## TASK REQUIREMENTS
Reproduce verbatim the lines of the listing below, beginning at the line that contains "like-button[interactable]: 596 —" and stopping after the line that contains "comment-text: 看过小头爸爸和你么？ —".

-- DATA FOR THIS TASK start --

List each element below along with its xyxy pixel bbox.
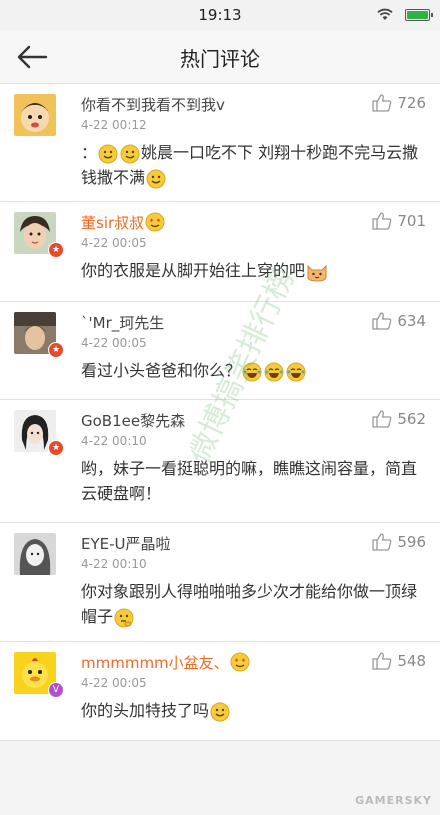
like-button[interactable]: 596 — [372, 533, 426, 551]
thumbs-up-icon — [372, 212, 392, 230]
vip-badge-icon: V — [48, 682, 64, 698]
comment-item: V mmmmmm小盆友、 4-22 00:05 你的头加特技了吗 548 — [0, 642, 440, 741]
smile-emoji-icon — [120, 144, 140, 163]
thumbs-up-icon — [372, 94, 392, 112]
user-name[interactable]: 你看不到我看不到我v — [81, 94, 225, 115]
comment-text: 看过小头爸爸和你么？ — [81, 358, 426, 383]
status-bar: 19:13 — [0, 0, 440, 30]
battery-icon — [405, 9, 433, 21]
nav-bar: 热门评论 — [0, 30, 440, 84]
like-button[interactable]: 701 — [372, 212, 426, 230]
comment-text: 你对象跟别人得啪啪啪多少次才能给你做一顶绿帽子 — [81, 582, 418, 627]
wifi-icon — [377, 8, 393, 20]
smile-emoji-icon — [210, 702, 230, 721]
laughing-tears-emoji-icon — [286, 362, 306, 381]
comment-time: 4-22 00:05 — [81, 336, 147, 350]
thumbs-up-icon — [372, 652, 392, 670]
avatar[interactable] — [14, 533, 56, 575]
like-count: 726 — [397, 94, 426, 112]
like-button[interactable]: 562 — [372, 410, 426, 428]
thumbs-up-icon — [372, 312, 392, 330]
thumbs-up-icon — [372, 410, 392, 428]
comment-text: 你的衣服是从脚开始往上穿的吧 — [81, 258, 426, 283]
love-eyes-emoji-icon — [145, 212, 165, 232]
comment-text: ：姚晨一口吃不下 刘翔十秒跑不完马云撒钱撒不满 — [81, 143, 419, 188]
page-title: 热门评论 — [180, 47, 260, 71]
like-count: 596 — [397, 533, 426, 551]
comment-item: 你看不到我看不到我v 4-22 00:12 ：姚晨一口吃不下 刘翔十秒跑不完马云… — [0, 84, 440, 202]
smile-emoji-icon — [98, 144, 118, 163]
comment-time: 4-22 00:10 — [81, 557, 147, 571]
smile-emoji-icon — [146, 169, 166, 188]
like-count: 634 — [397, 312, 426, 330]
love-eyes-emoji-icon — [230, 652, 250, 672]
like-button[interactable]: 548 — [372, 652, 426, 670]
like-count: 548 — [397, 652, 426, 670]
comment-list: 你看不到我看不到我v 4-22 00:12 ：姚晨一口吃不下 刘翔十秒跑不完马云… — [0, 84, 440, 741]
comment-text: 你的头加特技了吗 — [81, 698, 426, 723]
like-count: 701 — [397, 212, 426, 230]
avatar[interactable] — [14, 94, 56, 136]
verified-badge-icon: ★ — [48, 342, 64, 358]
like-button[interactable]: 634 — [372, 312, 426, 330]
comment-time: 4-22 00:10 — [81, 434, 147, 448]
comment-item: ★ 董sir叔叔 4-22 00:05 你的衣服是从脚开始往上穿的吧 701 — [0, 202, 440, 302]
user-name[interactable]: mmmmmm小盆友、 — [81, 652, 229, 673]
cat-emoji-icon — [307, 264, 327, 282]
back-arrow-icon[interactable] — [14, 42, 50, 72]
comment-time: 4-22 00:12 — [81, 118, 147, 132]
thumbs-up-icon — [372, 533, 392, 551]
verified-badge-icon: ★ — [48, 440, 64, 456]
user-name[interactable]: GoB1ee黎先森 — [81, 410, 185, 431]
corner-logo: GAMERSKY — [355, 794, 432, 807]
laughing-tears-emoji-icon — [242, 362, 262, 381]
laughing-tears-emoji-icon — [264, 362, 284, 381]
like-button[interactable]: 726 — [372, 94, 426, 112]
thinking-emoji-icon — [114, 608, 134, 627]
verified-badge-icon: ★ — [48, 242, 64, 258]
comment-time: 4-22 00:05 — [81, 676, 147, 690]
comment-item: EYE-U严晶啦 4-22 00:10 你对象跟别人得啪啪啪多少次才能给你做一顶… — [0, 523, 440, 642]
user-name[interactable]: 董sir叔叔 — [81, 212, 144, 233]
comment-item: ★ GoB1ee黎先森 4-22 00:10 哟，妹子一看挺聪明的嘛，瞧瞧这闹容… — [0, 400, 440, 523]
status-time: 19:13 — [198, 6, 242, 24]
like-count: 562 — [397, 410, 426, 428]
comment-time: 4-22 00:05 — [81, 236, 147, 250]
comment-item: ★ `'Mr_珂先生 4-22 00:05 看过小头爸爸和你么？ 634 — [0, 302, 440, 400]
comment-text: 哟，妹子一看挺聪明的嘛，瞧瞧这闹容量，简直云硬盘啊！ — [81, 459, 418, 503]
user-name[interactable]: `'Mr_珂先生 — [81, 312, 164, 333]
user-name[interactable]: EYE-U严晶啦 — [81, 533, 171, 554]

-- DATA FOR THIS TASK end --

## RESULT BELOW
like-button[interactable]: 596 — [372, 533, 426, 551]
thumbs-up-icon — [372, 212, 392, 230]
vip-badge-icon: V — [48, 682, 64, 698]
comment-item: V mmmmmm小盆友、 4-22 00:05 你的头加特技了吗 548 — [0, 642, 440, 741]
smile-emoji-icon — [120, 144, 140, 163]
thumbs-up-icon — [372, 94, 392, 112]
user-name[interactable]: 你看不到我看不到我v — [81, 94, 225, 115]
comment-text: 看过小头爸爸和你么？ — [81, 358, 426, 383]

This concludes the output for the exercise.